┌─ Data to use

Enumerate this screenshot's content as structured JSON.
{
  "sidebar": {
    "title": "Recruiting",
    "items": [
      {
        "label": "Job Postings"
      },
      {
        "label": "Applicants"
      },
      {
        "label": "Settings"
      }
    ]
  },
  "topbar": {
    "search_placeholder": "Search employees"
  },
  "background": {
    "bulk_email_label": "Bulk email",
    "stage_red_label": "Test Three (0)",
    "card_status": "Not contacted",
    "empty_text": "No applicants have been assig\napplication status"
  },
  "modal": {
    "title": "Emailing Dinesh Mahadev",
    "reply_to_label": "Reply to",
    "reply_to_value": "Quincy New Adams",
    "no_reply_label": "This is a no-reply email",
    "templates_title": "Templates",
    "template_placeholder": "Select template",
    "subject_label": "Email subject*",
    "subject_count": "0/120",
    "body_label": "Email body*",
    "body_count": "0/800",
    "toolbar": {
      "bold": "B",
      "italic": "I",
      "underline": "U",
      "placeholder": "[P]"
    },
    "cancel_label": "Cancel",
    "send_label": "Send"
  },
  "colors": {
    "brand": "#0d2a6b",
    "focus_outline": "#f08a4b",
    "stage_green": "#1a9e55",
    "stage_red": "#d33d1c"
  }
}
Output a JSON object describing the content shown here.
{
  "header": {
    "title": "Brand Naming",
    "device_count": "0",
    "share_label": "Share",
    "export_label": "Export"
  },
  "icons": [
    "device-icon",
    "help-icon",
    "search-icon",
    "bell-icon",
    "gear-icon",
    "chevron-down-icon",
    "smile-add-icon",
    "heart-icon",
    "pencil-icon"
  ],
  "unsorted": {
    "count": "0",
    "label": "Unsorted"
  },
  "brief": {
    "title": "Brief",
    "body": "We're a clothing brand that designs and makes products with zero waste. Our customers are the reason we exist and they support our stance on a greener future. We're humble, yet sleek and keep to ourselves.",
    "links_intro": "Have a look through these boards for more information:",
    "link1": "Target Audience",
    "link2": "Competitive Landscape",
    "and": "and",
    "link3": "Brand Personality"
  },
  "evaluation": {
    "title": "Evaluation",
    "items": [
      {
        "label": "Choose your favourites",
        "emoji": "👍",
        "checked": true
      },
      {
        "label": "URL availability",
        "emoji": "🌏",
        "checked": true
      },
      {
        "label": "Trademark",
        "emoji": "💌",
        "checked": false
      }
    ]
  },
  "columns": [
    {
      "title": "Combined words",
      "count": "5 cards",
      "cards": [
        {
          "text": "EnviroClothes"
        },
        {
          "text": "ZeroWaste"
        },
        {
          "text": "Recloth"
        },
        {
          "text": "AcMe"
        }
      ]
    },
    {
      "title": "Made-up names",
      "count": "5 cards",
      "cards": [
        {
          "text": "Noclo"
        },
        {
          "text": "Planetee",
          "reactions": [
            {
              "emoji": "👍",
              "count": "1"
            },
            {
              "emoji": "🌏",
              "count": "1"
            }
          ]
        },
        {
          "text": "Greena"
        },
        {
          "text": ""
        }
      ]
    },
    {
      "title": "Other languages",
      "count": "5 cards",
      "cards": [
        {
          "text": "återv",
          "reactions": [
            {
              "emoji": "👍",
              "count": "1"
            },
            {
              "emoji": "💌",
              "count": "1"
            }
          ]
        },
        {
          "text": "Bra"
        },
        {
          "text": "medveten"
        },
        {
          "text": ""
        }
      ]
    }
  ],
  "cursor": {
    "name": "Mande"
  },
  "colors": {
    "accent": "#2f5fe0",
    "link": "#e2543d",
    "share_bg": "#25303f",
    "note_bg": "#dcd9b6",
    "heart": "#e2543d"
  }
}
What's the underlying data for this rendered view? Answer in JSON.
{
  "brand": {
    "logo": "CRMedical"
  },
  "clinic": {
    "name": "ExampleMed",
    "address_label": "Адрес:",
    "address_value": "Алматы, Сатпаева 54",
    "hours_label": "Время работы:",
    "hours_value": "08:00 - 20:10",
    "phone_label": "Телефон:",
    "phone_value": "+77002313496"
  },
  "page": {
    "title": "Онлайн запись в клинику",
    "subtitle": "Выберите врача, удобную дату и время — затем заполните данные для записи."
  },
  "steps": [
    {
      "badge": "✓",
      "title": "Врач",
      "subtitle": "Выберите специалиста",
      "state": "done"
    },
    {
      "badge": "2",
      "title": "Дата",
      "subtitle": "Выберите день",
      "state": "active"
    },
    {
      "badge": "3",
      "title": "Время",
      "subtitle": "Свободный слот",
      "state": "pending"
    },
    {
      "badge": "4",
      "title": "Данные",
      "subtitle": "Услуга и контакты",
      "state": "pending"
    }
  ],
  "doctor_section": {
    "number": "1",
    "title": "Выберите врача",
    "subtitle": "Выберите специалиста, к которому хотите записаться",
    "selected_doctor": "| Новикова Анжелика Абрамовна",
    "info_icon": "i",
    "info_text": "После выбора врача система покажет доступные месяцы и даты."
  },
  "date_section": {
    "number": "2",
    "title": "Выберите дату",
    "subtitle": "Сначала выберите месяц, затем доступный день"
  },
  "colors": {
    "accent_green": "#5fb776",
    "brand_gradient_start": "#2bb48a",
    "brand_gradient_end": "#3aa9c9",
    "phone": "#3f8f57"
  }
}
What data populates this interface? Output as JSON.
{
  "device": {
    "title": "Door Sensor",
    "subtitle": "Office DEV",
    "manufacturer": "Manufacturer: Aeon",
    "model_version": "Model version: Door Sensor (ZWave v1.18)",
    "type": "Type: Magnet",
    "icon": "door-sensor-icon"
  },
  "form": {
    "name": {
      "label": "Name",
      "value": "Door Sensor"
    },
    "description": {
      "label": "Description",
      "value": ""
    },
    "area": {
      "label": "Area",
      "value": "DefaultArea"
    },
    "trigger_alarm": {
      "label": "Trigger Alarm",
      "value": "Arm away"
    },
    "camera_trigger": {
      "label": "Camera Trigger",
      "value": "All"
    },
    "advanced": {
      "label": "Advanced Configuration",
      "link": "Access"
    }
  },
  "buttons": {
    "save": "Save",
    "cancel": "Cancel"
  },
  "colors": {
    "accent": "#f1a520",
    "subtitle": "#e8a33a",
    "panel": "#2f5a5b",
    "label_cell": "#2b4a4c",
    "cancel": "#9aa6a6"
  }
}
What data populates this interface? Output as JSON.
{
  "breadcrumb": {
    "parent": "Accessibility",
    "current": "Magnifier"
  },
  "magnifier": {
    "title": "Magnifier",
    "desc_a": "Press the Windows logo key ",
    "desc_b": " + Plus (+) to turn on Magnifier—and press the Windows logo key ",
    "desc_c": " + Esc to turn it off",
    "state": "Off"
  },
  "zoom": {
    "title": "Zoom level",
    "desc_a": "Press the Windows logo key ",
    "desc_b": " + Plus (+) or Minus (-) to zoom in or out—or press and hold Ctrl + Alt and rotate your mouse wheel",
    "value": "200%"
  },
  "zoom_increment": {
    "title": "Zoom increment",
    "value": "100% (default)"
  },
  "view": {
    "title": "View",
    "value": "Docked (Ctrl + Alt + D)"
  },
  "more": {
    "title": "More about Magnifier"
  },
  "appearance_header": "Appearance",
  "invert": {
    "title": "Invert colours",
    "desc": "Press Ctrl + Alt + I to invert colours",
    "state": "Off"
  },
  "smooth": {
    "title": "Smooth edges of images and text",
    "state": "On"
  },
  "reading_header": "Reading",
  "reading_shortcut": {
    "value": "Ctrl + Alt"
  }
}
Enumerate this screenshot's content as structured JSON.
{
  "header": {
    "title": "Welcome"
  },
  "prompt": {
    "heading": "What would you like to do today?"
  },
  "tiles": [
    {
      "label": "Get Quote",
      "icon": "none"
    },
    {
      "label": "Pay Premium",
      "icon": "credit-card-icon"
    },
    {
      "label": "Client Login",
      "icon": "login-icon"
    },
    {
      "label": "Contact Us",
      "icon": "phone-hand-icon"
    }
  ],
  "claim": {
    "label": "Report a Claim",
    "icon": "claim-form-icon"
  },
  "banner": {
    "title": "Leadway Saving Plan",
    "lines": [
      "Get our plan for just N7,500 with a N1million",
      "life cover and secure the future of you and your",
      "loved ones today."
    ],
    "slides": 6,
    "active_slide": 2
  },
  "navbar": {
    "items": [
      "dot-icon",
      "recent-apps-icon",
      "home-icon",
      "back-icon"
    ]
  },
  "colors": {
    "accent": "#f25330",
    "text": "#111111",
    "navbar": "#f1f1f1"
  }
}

└─

> Work to be completed
List every line above that holds the word "день".

> Exercise solution
      "subtitle": "Выберите день",
    "subtitle": "Сначала выберите месяц, затем доступный день"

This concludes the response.